→ THE REQUEST
Answer with one number: the count of lines in this material that hold the word "spectrogram".

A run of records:
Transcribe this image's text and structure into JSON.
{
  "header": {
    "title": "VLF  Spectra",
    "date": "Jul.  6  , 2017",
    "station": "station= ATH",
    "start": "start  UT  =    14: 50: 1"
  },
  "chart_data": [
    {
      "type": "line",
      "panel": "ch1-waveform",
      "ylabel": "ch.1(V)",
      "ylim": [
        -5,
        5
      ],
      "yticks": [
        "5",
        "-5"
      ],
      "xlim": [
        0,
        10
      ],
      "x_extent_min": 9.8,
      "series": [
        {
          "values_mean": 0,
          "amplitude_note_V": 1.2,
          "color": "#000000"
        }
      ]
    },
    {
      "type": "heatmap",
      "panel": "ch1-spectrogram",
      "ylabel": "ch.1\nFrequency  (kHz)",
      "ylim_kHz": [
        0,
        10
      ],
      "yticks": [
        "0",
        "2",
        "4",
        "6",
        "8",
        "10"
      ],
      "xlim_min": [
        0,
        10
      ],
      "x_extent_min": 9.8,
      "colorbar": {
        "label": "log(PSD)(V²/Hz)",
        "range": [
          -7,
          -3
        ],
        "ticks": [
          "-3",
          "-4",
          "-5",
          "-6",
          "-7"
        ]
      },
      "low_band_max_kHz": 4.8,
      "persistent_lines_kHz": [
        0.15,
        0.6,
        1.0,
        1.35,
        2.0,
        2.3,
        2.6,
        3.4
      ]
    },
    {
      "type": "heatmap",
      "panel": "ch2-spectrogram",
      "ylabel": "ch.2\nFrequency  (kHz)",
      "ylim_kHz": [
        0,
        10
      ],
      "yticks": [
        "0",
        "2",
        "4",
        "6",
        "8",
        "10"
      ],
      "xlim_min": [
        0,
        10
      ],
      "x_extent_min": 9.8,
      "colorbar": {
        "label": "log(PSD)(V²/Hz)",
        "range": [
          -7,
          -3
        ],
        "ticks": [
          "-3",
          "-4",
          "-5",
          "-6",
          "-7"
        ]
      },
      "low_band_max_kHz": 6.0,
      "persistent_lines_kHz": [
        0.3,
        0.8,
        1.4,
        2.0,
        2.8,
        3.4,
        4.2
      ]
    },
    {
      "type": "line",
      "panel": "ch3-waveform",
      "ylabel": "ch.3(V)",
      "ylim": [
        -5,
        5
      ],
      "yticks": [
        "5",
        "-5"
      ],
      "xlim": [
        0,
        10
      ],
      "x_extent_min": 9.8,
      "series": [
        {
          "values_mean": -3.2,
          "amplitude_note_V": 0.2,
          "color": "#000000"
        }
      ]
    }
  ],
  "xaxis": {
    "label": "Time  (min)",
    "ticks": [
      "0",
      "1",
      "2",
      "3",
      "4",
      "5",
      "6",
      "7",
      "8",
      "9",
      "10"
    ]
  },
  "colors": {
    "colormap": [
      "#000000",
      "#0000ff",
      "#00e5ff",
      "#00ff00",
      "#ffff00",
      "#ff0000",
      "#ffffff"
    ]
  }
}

→ TASK SOLUTION
2